- **Written task**: Read the entries below and pull out each line with the string "placeholder".

- **Supplied data**:
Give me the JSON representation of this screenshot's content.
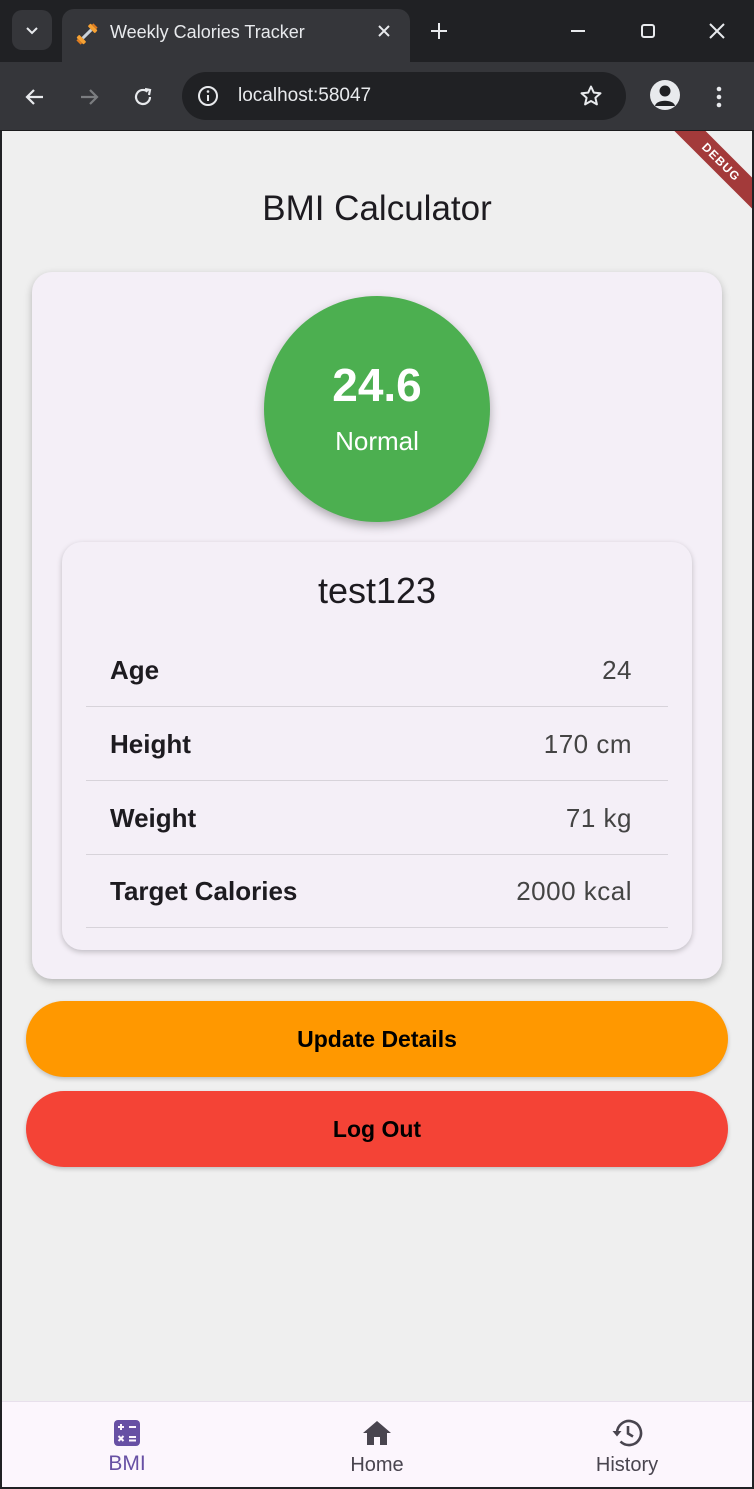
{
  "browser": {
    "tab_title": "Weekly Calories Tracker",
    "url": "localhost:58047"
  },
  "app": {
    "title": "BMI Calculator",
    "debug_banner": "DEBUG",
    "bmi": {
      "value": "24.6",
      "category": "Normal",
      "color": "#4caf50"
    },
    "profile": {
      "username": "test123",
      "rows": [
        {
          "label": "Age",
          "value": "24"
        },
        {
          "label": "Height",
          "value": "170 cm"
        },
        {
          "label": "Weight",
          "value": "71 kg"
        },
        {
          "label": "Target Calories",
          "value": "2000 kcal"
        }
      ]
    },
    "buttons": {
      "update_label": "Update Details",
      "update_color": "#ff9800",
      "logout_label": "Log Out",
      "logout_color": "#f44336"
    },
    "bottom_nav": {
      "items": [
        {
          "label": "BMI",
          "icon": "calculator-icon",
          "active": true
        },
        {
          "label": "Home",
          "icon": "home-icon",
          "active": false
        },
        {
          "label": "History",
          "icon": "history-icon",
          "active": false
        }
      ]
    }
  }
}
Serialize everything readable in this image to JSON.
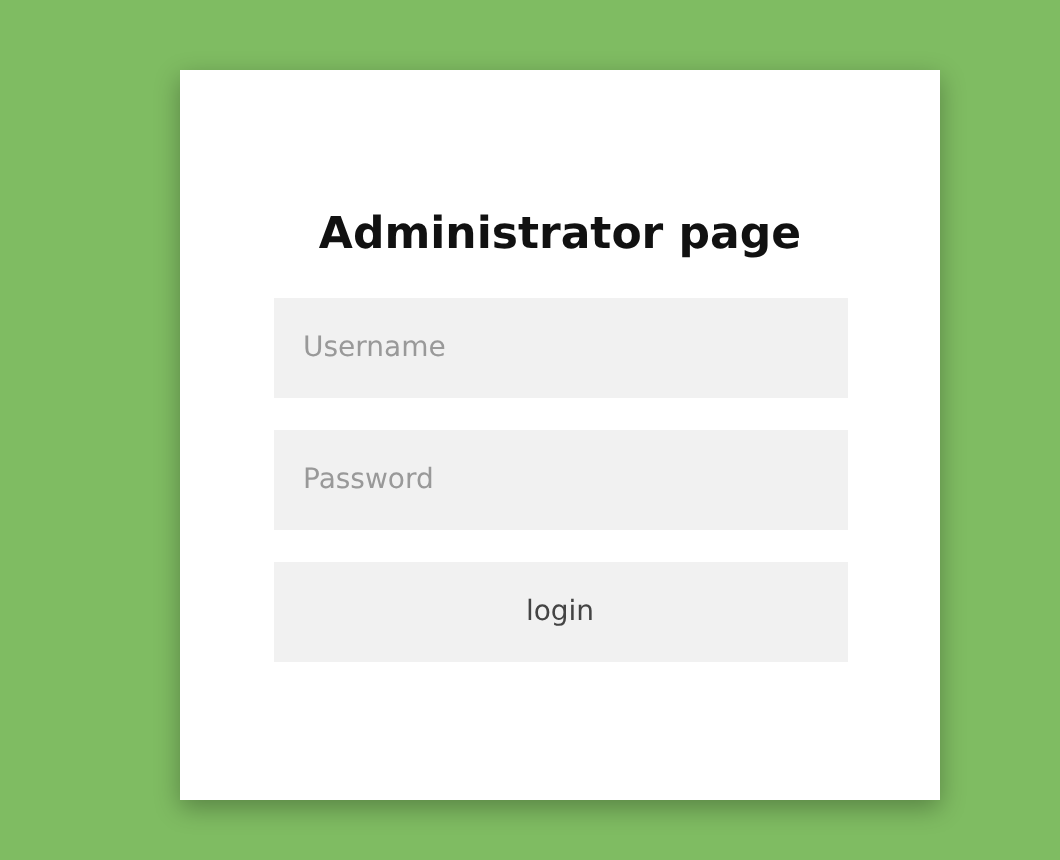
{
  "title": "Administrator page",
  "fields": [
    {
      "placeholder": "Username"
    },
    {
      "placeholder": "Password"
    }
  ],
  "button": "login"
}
...
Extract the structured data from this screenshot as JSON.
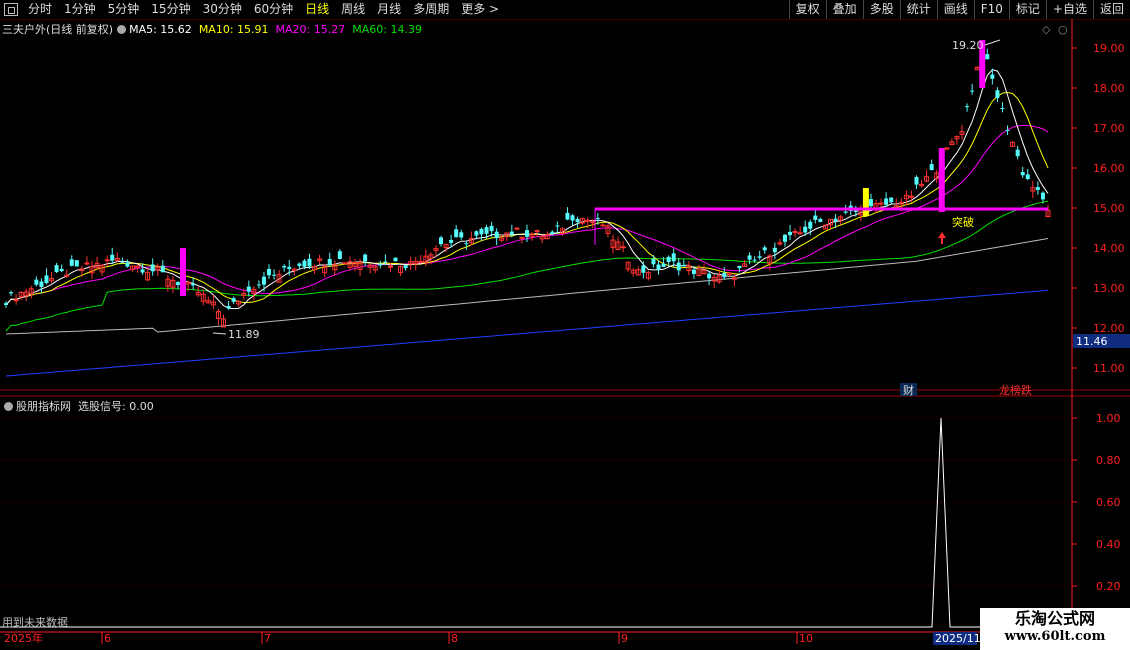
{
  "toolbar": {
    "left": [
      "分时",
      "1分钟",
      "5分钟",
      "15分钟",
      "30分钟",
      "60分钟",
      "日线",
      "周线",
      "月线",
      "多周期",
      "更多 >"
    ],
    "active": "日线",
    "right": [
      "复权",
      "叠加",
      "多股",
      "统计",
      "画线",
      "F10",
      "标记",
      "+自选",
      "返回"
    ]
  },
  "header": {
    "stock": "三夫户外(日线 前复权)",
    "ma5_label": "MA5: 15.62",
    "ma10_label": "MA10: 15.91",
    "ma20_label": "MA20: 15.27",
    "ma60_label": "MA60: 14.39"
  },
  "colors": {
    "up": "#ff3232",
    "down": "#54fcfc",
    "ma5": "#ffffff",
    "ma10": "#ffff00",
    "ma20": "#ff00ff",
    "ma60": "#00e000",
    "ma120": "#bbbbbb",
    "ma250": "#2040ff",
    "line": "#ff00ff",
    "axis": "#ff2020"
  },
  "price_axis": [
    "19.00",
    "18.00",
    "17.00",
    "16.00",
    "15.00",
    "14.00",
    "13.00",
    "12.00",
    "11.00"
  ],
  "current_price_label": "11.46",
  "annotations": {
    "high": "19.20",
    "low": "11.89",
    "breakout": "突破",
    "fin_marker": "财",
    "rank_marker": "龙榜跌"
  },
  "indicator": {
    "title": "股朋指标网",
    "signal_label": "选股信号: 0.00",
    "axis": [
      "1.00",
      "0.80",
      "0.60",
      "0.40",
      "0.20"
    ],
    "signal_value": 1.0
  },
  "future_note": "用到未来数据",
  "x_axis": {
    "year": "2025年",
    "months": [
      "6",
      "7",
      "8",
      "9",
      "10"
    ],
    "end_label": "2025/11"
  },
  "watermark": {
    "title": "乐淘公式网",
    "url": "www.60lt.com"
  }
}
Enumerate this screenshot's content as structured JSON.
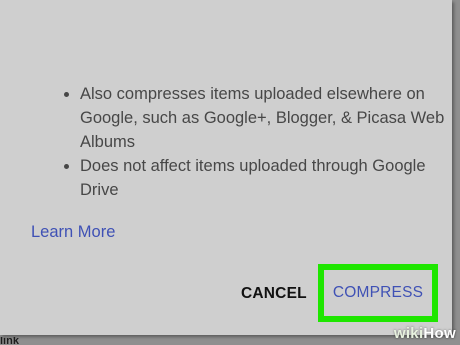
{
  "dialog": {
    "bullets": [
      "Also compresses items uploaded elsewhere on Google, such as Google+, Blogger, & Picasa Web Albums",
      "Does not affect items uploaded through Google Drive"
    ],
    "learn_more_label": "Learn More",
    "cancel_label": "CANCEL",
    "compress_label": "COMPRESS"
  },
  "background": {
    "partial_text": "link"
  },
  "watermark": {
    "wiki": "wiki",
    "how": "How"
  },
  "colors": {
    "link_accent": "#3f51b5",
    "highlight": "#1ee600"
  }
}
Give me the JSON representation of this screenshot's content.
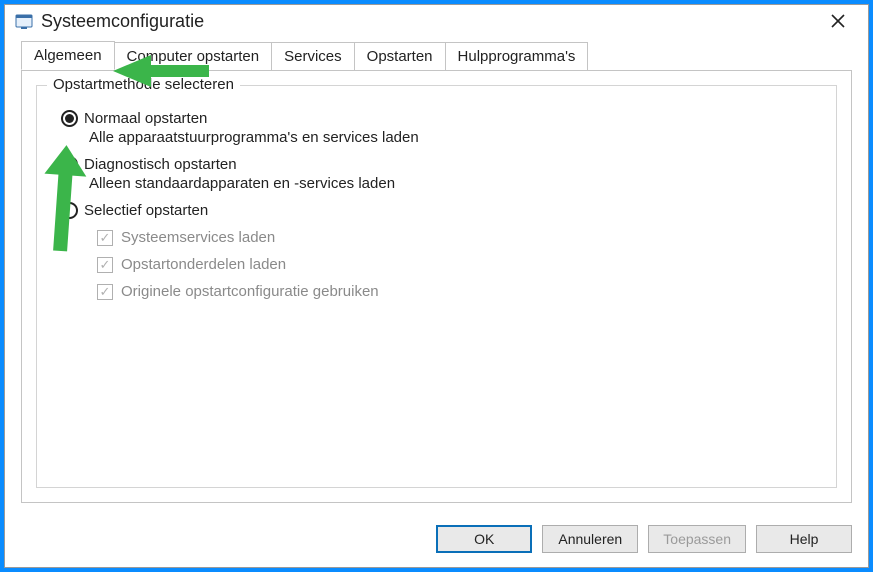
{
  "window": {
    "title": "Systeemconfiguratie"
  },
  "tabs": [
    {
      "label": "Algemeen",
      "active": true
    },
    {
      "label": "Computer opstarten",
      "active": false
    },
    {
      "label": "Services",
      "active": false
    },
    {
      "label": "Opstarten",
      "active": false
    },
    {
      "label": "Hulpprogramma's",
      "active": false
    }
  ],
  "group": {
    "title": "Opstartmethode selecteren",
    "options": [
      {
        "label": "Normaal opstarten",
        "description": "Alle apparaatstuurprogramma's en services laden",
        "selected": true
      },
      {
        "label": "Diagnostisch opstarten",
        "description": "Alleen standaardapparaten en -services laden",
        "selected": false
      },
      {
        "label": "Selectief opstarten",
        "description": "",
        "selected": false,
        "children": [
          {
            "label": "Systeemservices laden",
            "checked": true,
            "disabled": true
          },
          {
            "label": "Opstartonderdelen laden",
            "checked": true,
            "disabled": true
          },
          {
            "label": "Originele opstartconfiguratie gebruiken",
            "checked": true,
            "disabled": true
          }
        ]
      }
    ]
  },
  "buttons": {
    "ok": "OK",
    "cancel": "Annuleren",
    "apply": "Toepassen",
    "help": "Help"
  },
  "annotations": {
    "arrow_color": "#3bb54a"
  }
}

- **Exercise answer**:
      "placeholder": "Username"
      "placeholder": "Password"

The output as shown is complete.